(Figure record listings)
## begin

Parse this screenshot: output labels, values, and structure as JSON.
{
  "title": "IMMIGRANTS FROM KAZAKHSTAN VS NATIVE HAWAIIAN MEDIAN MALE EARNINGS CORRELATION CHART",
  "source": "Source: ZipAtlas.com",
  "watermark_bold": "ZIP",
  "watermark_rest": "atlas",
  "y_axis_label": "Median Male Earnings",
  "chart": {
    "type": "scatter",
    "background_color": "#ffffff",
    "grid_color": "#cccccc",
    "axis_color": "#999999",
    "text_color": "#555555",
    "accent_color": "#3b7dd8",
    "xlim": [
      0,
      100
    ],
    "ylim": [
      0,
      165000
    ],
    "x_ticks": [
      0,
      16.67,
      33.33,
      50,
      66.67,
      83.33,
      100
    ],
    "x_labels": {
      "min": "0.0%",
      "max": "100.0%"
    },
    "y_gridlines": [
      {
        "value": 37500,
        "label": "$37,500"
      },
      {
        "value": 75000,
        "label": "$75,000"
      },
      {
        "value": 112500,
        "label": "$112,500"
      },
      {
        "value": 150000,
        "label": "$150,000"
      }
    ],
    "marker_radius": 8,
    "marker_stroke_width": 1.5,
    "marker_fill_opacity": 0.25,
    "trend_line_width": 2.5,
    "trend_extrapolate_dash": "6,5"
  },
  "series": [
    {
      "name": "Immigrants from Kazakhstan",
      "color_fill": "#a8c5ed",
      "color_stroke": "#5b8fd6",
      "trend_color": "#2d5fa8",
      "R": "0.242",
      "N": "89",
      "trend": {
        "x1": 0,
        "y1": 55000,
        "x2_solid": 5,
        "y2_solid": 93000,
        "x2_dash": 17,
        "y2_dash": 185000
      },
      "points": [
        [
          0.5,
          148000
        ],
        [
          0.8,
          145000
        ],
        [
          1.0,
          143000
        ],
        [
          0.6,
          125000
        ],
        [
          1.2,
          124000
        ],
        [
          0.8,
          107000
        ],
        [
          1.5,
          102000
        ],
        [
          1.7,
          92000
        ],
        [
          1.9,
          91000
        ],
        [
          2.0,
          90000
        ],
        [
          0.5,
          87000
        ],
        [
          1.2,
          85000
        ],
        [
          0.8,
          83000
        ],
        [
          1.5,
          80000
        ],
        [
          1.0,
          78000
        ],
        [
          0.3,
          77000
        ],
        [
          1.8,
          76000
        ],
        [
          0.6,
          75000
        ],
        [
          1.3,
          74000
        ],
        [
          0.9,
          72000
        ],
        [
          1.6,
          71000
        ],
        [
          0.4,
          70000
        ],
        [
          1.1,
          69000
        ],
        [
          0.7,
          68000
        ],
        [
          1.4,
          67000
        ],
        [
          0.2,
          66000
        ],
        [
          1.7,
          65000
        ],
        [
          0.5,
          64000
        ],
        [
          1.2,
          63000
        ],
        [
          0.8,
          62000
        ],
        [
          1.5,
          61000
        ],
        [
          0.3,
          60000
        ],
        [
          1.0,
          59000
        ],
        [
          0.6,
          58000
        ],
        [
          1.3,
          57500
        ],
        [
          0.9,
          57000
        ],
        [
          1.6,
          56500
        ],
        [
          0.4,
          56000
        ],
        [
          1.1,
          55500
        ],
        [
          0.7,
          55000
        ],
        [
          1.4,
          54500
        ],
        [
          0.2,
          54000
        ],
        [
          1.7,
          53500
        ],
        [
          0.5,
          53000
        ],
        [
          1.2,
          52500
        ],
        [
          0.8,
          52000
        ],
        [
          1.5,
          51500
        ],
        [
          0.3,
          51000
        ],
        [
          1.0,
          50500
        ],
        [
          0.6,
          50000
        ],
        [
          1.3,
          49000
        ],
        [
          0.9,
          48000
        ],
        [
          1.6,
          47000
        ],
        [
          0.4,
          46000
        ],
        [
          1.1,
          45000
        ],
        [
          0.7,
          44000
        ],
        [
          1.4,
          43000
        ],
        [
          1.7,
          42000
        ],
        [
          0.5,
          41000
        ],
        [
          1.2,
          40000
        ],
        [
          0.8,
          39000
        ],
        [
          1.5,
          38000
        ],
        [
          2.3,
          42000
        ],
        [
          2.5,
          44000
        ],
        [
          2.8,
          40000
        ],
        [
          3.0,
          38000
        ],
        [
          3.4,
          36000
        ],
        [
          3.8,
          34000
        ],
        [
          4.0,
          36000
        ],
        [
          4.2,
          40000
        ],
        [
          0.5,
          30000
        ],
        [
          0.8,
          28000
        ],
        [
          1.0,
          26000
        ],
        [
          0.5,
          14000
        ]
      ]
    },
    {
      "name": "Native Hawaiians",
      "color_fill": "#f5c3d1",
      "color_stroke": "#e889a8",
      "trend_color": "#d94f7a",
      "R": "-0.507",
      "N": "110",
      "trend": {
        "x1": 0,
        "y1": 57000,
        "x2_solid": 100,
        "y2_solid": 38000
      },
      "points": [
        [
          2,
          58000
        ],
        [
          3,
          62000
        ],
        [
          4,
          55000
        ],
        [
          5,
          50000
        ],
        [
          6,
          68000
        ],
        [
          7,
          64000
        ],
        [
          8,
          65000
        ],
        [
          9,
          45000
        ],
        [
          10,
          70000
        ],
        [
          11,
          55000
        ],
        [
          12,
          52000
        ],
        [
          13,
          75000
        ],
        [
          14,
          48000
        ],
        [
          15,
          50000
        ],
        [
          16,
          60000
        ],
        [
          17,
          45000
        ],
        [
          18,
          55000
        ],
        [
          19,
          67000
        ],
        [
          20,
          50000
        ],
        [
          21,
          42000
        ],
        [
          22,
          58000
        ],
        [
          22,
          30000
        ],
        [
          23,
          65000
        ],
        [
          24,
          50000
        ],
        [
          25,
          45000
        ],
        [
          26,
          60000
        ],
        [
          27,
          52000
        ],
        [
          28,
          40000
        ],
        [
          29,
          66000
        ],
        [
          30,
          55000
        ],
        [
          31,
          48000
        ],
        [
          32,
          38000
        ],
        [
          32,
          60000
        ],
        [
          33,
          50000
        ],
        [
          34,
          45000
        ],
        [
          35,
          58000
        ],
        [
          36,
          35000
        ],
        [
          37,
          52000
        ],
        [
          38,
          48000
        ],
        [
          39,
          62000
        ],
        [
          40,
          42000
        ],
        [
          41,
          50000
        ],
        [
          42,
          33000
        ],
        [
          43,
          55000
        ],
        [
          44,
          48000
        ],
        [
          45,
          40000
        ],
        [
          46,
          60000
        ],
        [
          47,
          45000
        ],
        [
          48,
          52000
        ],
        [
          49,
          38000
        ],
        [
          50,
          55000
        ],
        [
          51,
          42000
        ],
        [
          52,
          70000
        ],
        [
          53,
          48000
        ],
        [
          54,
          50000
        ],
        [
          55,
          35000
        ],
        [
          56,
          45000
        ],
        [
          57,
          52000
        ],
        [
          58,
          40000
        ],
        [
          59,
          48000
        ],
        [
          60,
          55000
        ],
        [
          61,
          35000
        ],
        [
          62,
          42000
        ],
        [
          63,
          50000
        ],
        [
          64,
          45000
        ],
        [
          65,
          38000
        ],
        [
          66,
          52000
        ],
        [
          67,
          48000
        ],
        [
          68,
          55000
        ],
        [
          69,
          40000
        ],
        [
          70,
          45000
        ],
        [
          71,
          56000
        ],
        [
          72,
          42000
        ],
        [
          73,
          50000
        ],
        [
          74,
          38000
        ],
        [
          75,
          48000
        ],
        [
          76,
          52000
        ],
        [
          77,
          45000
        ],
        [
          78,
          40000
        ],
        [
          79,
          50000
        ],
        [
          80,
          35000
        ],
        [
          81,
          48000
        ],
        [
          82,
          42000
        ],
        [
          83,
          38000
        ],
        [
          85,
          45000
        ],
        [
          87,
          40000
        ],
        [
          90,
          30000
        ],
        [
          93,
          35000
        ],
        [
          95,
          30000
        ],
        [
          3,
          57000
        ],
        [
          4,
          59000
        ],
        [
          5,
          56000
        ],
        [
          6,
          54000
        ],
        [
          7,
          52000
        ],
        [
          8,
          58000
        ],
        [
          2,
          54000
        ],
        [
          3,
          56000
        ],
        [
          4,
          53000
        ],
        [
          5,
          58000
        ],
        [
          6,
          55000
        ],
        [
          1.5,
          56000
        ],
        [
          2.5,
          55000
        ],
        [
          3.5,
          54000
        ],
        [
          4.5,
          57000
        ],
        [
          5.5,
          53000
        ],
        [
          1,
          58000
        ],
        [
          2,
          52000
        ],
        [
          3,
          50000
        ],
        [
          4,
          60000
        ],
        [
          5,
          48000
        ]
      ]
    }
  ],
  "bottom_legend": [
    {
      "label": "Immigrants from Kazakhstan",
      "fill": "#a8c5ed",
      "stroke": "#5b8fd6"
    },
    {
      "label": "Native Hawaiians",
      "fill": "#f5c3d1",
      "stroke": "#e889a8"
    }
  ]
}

## end

*Your goal*: Check each line above for the string "Hawaiians", then copy the ones that have it.

*Answer below*:
      "name": "Native Hawaiians",
      "label": "Native Hawaiians",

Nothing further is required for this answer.